(Stored items)
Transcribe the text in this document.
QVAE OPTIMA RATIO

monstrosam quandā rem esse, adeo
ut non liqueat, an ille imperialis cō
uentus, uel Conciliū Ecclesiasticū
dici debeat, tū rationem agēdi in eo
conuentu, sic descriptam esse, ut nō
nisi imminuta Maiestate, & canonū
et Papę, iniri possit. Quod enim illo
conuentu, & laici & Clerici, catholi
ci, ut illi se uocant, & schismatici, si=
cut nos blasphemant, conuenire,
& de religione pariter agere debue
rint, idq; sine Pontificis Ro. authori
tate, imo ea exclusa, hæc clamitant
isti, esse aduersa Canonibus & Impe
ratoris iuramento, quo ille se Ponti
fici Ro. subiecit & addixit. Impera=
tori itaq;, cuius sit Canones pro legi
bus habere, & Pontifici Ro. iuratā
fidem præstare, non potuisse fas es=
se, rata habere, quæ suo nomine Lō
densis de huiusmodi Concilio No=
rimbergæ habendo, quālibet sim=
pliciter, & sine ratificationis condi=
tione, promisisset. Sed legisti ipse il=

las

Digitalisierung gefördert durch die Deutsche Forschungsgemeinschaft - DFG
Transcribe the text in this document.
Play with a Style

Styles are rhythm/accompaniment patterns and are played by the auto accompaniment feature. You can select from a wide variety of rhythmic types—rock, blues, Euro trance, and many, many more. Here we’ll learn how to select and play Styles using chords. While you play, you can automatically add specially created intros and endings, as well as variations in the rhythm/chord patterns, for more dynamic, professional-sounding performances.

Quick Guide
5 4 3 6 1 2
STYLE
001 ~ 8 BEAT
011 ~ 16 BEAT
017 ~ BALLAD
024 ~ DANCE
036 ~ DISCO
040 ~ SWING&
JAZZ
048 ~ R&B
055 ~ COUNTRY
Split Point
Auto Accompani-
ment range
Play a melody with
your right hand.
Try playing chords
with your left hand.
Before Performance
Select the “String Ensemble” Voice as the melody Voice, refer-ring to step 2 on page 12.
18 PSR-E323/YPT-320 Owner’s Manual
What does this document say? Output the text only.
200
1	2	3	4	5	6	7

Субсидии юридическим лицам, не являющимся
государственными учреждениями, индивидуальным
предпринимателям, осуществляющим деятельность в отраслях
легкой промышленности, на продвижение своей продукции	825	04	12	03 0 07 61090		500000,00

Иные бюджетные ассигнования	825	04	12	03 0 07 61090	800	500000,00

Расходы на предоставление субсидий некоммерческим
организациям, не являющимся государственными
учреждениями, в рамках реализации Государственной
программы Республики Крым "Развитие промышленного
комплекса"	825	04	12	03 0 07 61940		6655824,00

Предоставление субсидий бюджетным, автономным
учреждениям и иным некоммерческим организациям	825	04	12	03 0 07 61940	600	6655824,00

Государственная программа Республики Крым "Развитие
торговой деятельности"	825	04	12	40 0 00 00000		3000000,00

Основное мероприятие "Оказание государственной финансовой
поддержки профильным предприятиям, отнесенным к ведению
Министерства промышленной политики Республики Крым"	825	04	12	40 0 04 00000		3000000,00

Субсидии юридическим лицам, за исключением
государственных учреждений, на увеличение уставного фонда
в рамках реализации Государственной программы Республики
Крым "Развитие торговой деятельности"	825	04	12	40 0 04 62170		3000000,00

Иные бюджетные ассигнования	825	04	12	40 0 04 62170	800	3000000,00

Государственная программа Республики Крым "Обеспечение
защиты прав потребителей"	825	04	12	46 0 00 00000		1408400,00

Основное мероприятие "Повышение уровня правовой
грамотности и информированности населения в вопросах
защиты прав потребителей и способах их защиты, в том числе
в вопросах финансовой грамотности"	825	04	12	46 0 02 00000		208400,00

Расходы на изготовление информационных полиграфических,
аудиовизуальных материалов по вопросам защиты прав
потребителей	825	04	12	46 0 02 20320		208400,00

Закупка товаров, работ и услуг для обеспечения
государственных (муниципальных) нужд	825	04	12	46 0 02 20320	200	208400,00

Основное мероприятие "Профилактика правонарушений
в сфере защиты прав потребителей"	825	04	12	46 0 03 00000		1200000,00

(THE TASK) Nothing should be left out: return all of the records exactly.

(ANSWER TO THIS TASK)
Transcribe the text in this document.
QVAE OPTIMA RATIO

monstrosam quandā rem esse, adeo
ut non liqueat, an ille imperialis cō
uentus, uel Conciliū Ecclesiasticū
dici debeat, tū rationem agēdi in eo
conuentu, sic descriptam esse, ut nō
nisi imminuta Maiestate, & canonū
et Papę, iniri possit. Quod enim illo
conuentu, & laici & Clerici, catholi
ci, ut illi se uocant, & schismatici, si=
cut nos blasphemant, conuenire,
& de religione pariter agere debue
rint, idq; sine Pontificis Ro. authori
tate, imo ea exclusa, hæc clamitant
isti, esse aduersa Canonibus & Impe
ratoris iuramento, quo ille se Ponti
fici Ro. subiecit & addixit. Impera=
tori itaq;, cuius sit Canones pro legi
bus habere, & Pontifici Ro. iuratā
fidem præstare, non potuisse fas es=
se, rata habere, quæ suo nomine Lō
densis de huiusmodi Concilio No=
rimbergæ habendo, quālibet sim=
pliciter, & sine ratificationis condi=
tione, promisisset. Sed legisti ipse il=

las

Digitalisierung gefördert durch die Deutsche Forschungsgemeinschaft - DFG
Transcribe the text in this document.
Play with a Style

Styles are rhythm/accompaniment patterns and are played by the auto accompaniment feature. You can select from a wide variety of rhythmic types—rock, blues, Euro trance, and many, many more. Here we’ll learn how to select and play Styles using chords. While you play, you can automatically add specially created intros and endings, as well as variations in the rhythm/chord patterns, for more dynamic, professional-sounding performances.

Quick Guide
5 4 3 6 1 2
STYLE
001 ~ 8 BEAT
011 ~ 16 BEAT
017 ~ BALLAD
024 ~ DANCE
036 ~ DISCO
040 ~ SWING&
JAZZ
048 ~ R&B
055 ~ COUNTRY
Split Point
Auto Accompani-
ment range
Play a melody with
your right hand.
Try playing chords
with your left hand.
Before Performance
Select the “String Ensemble” Voice as the melody Voice, refer-ring to step 2 on page 12.
18 PSR-E323/YPT-320 Owner’s Manual
What does this document say? Output the text only.
200
1	2	3	4	5	6	7

Субсидии юридическим лицам, не являющимся
государственными учреждениями, индивидуальным
предпринимателям, осуществляющим деятельность в отраслях
легкой промышленности, на продвижение своей продукции	825	04	12	03 0 07 61090		500000,00

Иные бюджетные ассигнования	825	04	12	03 0 07 61090	800	500000,00

Расходы на предоставление субсидий некоммерческим
организациям, не являющимся государственными
учреждениями, в рамках реализации Государственной
программы Республики Крым "Развитие промышленного
комплекса"	825	04	12	03 0 07 61940		6655824,00

Предоставление субсидий бюджетным, автономным
учреждениям и иным некоммерческим организациям	825	04	12	03 0 07 61940	600	6655824,00

Государственная программа Республики Крым "Развитие
торговой деятельности"	825	04	12	40 0 00 00000		3000000,00

Основное мероприятие "Оказание государственной финансовой
поддержки профильным предприятиям, отнесенным к ведению
Министерства промышленной политики Республики Крым"	825	04	12	40 0 04 00000		3000000,00

Субсидии юридическим лицам, за исключением
государственных учреждений, на увеличение уставного фонда
в рамках реализации Государственной программы Республики
Крым "Развитие торговой деятельности"	825	04	12	40 0 04 62170		3000000,00

Иные бюджетные ассигнования	825	04	12	40 0 04 62170	800	3000000,00

Государственная программа Республики Крым "Обеспечение
защиты прав потребителей"	825	04	12	46 0 00 00000		1408400,00

Основное мероприятие "Повышение уровня правовой
грамотности и информированности населения в вопросах
защиты прав потребителей и способах их защиты, в том числе
в вопросах финансовой грамотности"	825	04	12	46 0 02 00000		208400,00

Расходы на изготовление информационных полиграфических,
аудиовизуальных материалов по вопросам защиты прав
потребителей	825	04	12	46 0 02 20320		208400,00

Закупка товаров, работ и услуг для обеспечения
государственных (муниципальных) нужд	825	04	12	46 0 02 20320	200	208400,00

Основное мероприятие "Профилактика правонарушений
в сфере защиты прав потребителей"	825	04	12	46 0 03 00000		1200000,00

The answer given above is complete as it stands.